* [GOAL]:
Show every line in the records below that contains the word "Convert".

----

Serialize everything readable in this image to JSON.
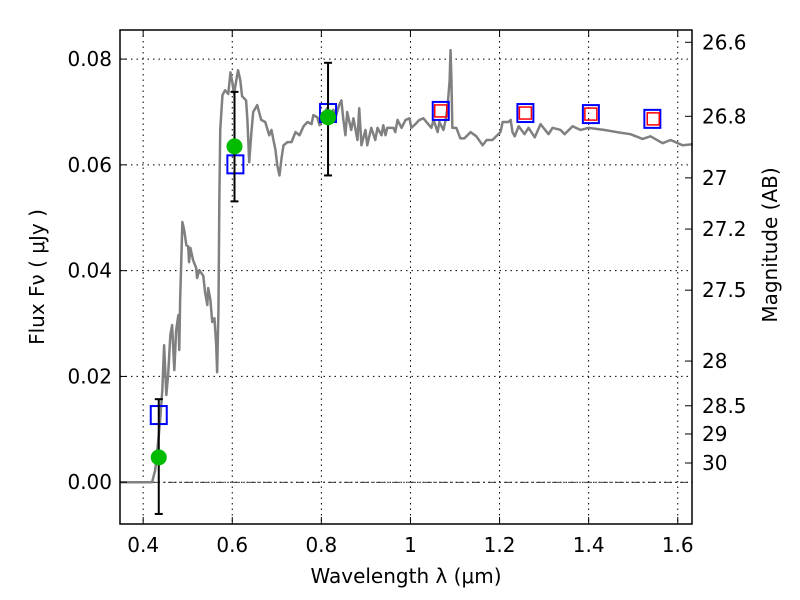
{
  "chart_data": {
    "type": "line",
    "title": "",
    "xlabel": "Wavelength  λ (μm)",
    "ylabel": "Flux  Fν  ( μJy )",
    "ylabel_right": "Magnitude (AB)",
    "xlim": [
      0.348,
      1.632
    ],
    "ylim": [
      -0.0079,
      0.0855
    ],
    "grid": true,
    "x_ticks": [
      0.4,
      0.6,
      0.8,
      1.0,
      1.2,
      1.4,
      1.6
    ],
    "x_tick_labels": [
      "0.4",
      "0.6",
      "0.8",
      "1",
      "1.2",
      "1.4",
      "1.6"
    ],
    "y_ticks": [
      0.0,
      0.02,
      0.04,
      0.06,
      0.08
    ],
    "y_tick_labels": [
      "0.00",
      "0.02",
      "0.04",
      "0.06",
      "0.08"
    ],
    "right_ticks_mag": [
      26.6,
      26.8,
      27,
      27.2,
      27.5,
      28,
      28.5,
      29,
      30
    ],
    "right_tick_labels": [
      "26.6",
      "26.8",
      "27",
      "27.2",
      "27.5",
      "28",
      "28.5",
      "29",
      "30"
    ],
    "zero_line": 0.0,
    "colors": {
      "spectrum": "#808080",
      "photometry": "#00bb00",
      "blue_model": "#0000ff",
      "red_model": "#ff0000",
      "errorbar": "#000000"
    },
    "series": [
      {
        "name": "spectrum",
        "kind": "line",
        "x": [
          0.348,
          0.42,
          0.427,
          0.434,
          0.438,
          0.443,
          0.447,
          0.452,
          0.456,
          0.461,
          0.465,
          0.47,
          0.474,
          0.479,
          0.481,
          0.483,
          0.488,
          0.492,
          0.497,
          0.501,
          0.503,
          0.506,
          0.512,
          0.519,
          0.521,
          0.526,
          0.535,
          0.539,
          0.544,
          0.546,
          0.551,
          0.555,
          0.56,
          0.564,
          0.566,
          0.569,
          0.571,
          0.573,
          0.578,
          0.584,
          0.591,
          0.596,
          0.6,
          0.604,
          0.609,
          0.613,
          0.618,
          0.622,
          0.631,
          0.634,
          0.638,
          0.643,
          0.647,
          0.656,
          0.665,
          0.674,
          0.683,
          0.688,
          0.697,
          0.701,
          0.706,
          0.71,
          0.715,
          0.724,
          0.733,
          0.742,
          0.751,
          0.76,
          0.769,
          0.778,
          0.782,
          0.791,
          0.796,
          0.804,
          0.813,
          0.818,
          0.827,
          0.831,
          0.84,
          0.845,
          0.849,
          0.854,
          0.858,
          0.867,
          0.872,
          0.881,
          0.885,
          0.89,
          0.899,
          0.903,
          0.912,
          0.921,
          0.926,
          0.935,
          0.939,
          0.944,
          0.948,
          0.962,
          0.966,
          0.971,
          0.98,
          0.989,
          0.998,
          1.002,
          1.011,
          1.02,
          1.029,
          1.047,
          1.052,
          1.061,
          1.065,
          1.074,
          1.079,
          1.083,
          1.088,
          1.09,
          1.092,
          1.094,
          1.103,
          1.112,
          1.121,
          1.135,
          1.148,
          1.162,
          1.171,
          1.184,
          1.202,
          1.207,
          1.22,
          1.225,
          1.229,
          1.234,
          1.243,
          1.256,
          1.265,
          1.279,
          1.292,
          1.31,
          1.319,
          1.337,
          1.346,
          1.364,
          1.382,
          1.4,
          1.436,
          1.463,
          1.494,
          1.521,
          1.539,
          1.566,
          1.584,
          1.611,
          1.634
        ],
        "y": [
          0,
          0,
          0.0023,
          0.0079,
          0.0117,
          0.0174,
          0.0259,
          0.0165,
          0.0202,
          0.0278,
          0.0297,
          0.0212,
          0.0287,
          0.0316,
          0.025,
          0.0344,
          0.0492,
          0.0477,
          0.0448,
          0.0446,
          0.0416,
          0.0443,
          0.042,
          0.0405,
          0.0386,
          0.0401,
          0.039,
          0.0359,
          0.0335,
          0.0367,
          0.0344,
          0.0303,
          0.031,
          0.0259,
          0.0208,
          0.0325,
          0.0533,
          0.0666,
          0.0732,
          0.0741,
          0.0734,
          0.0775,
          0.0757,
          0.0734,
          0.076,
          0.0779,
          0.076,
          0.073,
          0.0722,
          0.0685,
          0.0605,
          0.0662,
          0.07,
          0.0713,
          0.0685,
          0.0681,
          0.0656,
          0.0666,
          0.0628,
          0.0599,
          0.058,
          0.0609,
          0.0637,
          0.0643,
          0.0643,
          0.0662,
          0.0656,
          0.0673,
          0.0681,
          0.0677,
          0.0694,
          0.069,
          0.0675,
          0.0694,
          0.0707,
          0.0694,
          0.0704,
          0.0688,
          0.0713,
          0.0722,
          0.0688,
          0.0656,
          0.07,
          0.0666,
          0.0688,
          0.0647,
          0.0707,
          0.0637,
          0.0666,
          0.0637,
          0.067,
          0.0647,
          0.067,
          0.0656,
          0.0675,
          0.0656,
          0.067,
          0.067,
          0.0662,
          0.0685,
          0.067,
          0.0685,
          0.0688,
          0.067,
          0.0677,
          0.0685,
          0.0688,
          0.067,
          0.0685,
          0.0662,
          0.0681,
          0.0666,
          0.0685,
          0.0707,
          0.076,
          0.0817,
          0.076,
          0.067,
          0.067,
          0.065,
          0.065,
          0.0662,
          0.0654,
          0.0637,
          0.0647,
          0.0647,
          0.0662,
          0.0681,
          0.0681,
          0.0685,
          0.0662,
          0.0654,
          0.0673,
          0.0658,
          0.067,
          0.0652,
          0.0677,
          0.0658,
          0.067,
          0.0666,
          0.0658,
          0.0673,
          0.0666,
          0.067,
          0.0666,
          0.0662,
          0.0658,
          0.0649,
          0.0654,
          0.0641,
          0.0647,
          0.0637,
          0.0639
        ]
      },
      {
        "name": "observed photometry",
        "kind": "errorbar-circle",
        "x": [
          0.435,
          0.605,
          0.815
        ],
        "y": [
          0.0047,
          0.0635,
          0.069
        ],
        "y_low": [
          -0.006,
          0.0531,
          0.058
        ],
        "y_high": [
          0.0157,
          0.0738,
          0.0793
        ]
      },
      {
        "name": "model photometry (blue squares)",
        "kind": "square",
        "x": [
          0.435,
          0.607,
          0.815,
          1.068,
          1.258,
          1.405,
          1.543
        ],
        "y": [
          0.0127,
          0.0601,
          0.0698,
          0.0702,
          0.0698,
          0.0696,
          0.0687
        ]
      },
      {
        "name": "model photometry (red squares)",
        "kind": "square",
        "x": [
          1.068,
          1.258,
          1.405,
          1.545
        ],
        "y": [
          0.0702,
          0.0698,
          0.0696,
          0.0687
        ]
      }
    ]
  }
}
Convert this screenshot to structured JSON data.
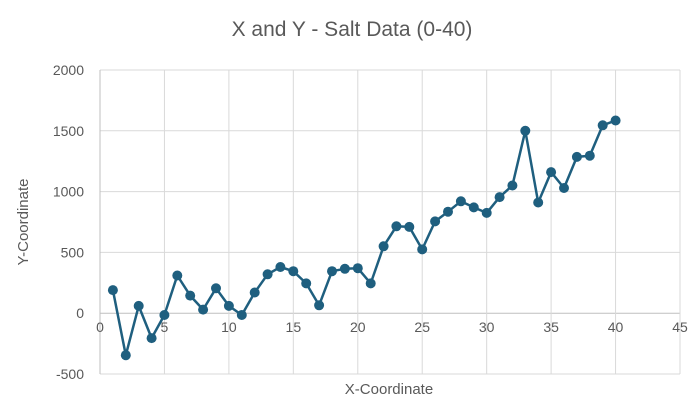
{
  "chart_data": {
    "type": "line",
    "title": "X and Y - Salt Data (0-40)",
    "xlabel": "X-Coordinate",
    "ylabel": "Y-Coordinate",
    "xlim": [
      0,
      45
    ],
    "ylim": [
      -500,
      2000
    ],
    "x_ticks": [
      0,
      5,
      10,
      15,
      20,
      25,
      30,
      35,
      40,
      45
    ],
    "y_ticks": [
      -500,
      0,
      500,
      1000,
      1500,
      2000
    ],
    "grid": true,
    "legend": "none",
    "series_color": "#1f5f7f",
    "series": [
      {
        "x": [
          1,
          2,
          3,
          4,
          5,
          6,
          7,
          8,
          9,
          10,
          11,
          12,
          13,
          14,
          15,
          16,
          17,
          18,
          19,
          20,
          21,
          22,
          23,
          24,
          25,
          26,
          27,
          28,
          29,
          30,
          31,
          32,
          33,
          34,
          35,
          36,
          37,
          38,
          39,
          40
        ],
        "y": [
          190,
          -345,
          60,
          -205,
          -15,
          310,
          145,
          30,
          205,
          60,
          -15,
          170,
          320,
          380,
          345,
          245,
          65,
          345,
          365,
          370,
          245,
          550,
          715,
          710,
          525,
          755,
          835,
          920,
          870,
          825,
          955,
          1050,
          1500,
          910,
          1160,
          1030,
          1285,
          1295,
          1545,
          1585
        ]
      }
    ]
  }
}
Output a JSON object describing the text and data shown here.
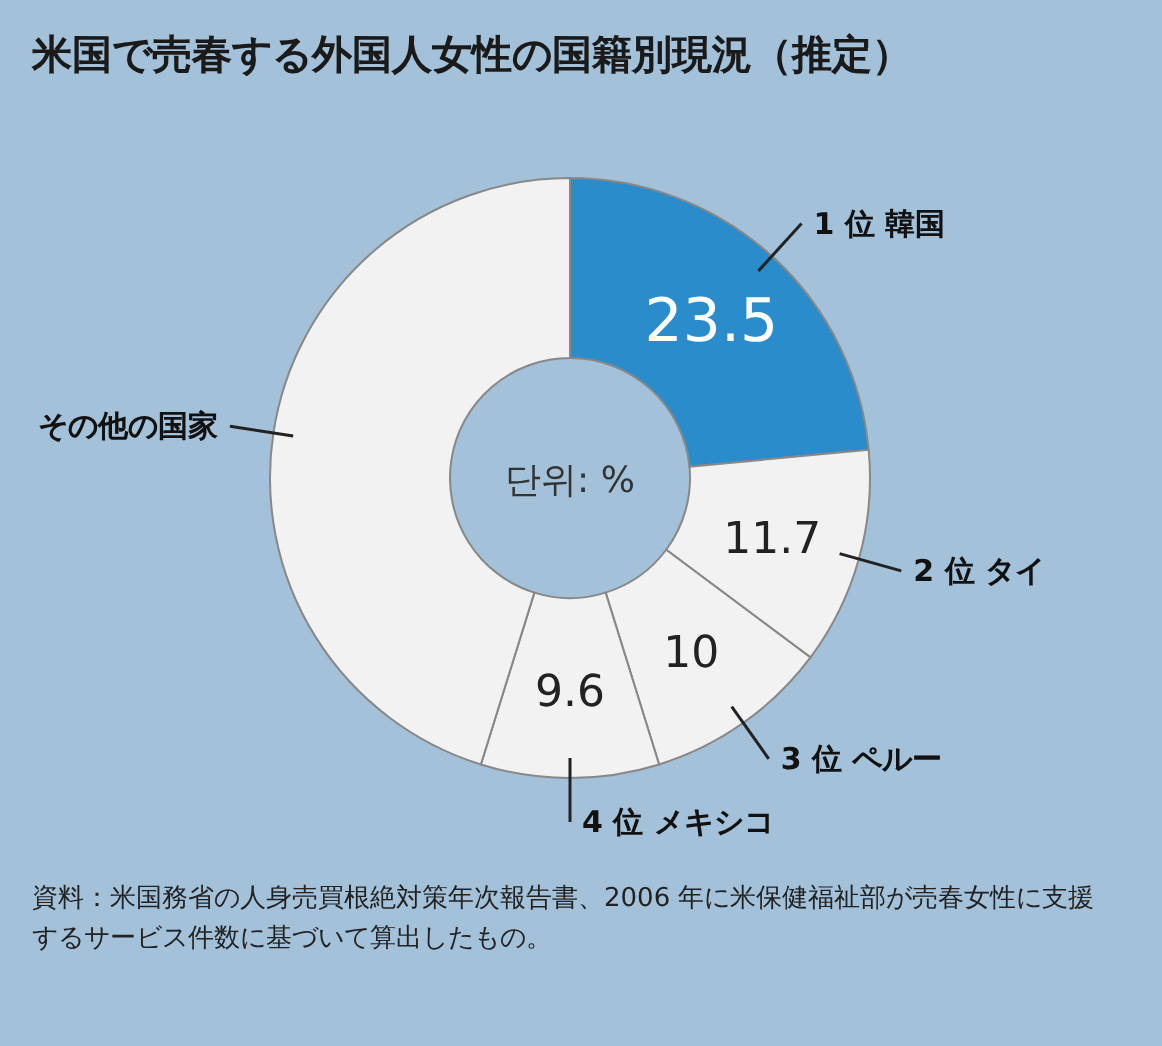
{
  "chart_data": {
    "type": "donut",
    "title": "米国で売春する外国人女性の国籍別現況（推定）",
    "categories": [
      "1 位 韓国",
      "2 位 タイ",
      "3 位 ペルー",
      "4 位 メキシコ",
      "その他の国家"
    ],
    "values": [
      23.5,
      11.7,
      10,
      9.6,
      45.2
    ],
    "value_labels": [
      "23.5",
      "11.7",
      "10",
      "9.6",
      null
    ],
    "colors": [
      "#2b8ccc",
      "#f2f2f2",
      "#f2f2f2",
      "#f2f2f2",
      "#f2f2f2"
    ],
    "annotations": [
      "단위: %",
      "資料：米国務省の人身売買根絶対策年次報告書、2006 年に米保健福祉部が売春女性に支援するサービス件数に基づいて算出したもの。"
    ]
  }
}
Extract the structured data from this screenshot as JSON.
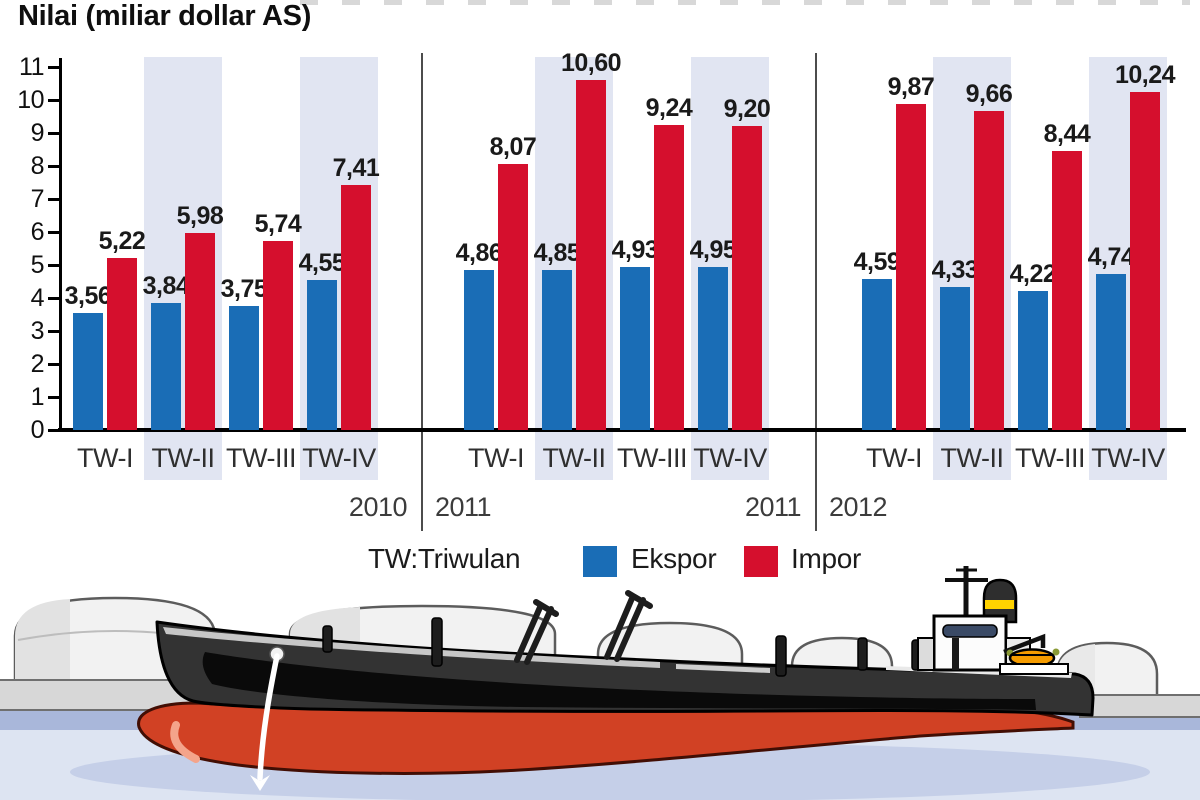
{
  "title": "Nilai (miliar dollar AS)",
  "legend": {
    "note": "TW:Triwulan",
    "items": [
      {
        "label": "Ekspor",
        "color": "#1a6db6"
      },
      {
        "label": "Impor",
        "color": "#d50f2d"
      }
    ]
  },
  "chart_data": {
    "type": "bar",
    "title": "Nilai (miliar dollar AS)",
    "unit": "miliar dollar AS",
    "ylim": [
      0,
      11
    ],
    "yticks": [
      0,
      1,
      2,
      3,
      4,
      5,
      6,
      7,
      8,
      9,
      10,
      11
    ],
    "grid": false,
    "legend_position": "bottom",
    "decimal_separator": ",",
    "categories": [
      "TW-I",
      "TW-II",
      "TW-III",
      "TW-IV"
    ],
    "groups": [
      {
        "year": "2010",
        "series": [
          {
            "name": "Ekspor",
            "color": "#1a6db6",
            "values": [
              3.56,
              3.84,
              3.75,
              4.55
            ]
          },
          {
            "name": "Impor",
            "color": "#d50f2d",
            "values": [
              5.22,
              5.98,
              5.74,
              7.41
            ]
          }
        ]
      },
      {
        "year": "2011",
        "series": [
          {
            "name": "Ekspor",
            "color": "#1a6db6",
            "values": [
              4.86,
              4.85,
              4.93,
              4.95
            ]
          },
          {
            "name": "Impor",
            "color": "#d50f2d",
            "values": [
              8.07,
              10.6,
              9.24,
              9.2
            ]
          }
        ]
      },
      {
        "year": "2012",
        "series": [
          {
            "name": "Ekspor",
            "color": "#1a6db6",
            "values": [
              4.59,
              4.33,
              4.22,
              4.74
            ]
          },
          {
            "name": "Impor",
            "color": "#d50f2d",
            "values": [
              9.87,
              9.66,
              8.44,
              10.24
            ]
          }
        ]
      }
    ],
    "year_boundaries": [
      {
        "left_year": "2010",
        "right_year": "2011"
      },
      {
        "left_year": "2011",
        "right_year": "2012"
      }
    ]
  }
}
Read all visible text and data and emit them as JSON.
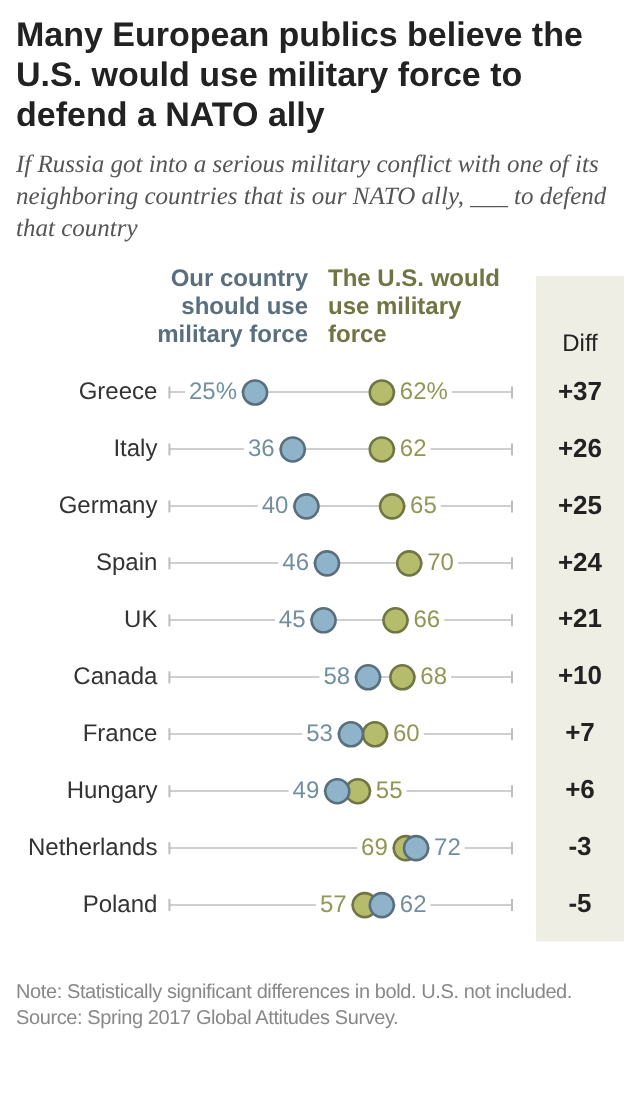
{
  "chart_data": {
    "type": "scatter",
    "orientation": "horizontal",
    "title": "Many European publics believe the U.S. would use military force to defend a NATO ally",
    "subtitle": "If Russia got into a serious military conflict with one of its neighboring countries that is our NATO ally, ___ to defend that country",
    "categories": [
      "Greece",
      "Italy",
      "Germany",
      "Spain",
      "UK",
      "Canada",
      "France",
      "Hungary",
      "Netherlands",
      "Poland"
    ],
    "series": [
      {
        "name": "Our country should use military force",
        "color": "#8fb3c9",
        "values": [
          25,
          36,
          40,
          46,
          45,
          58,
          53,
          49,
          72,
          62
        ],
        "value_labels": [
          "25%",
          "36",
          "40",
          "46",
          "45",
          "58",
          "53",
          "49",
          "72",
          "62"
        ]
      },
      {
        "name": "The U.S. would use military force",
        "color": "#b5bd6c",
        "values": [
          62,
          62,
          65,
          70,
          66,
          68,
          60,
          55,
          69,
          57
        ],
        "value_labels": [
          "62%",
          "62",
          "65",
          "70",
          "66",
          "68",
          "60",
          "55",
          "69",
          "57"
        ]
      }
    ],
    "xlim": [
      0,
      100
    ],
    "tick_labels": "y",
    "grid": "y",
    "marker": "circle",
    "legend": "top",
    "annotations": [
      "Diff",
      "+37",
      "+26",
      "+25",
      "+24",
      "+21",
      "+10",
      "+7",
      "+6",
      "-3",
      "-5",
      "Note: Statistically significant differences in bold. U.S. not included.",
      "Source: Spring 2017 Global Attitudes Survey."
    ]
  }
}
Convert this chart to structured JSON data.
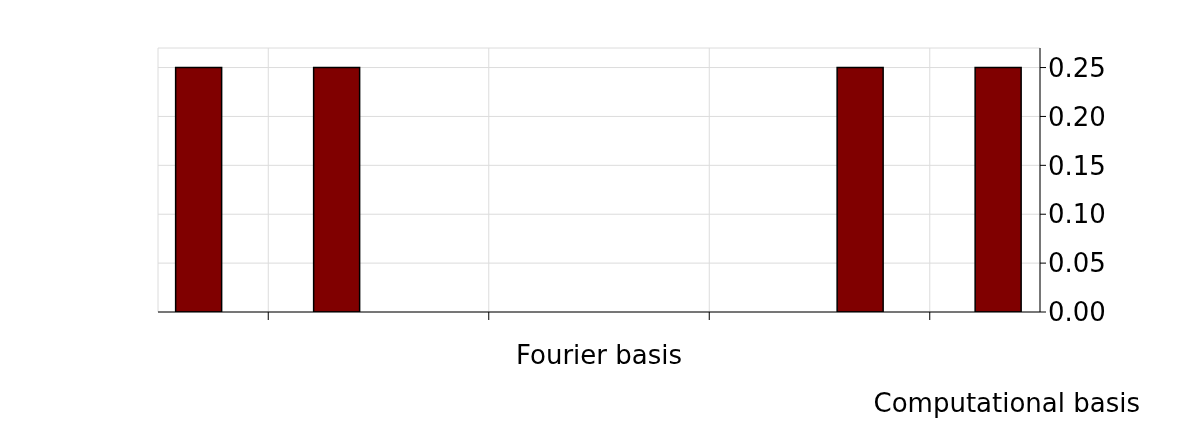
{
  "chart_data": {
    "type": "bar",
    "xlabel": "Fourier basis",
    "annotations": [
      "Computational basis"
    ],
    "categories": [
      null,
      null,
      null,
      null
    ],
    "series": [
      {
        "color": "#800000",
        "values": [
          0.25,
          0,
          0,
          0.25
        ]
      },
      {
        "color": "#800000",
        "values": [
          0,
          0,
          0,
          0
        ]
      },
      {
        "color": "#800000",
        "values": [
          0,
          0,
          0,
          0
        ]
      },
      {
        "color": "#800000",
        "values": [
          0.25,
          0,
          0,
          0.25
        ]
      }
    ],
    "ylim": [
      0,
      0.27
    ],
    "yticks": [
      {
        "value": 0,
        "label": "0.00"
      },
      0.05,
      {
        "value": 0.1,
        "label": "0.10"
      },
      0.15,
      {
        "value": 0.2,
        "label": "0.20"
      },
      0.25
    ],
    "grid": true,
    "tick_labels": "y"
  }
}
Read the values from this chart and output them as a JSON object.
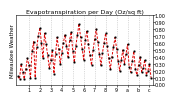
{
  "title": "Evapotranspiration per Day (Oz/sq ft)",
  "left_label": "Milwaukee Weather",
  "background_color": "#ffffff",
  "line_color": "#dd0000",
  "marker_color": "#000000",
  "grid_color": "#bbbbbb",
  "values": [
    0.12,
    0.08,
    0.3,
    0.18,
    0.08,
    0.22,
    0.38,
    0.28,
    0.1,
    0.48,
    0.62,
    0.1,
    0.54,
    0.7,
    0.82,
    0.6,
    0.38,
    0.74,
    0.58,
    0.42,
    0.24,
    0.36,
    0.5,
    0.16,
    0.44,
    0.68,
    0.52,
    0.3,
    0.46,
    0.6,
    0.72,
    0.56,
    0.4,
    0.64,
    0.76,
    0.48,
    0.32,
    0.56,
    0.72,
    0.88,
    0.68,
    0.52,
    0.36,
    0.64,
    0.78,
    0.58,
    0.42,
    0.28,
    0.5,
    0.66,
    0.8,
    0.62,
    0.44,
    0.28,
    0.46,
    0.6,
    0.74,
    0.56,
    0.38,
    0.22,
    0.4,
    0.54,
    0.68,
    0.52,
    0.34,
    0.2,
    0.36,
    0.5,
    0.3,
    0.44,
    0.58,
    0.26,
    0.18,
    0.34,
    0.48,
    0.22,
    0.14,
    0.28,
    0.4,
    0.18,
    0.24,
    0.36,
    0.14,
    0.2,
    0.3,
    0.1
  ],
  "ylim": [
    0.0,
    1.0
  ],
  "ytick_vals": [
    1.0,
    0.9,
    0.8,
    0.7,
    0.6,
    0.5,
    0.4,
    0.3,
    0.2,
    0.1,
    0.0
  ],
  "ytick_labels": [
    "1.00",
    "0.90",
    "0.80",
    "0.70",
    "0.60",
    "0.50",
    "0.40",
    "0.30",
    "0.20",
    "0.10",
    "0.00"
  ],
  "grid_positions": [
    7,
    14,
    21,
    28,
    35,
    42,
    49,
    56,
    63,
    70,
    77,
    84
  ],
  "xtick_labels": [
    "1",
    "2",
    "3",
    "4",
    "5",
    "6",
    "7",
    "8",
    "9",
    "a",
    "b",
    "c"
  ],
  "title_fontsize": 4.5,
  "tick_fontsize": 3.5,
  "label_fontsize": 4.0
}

----

* [RESULT]:
Convert this screenshot to structured JSON data.
Convert this chart to structured JSON data.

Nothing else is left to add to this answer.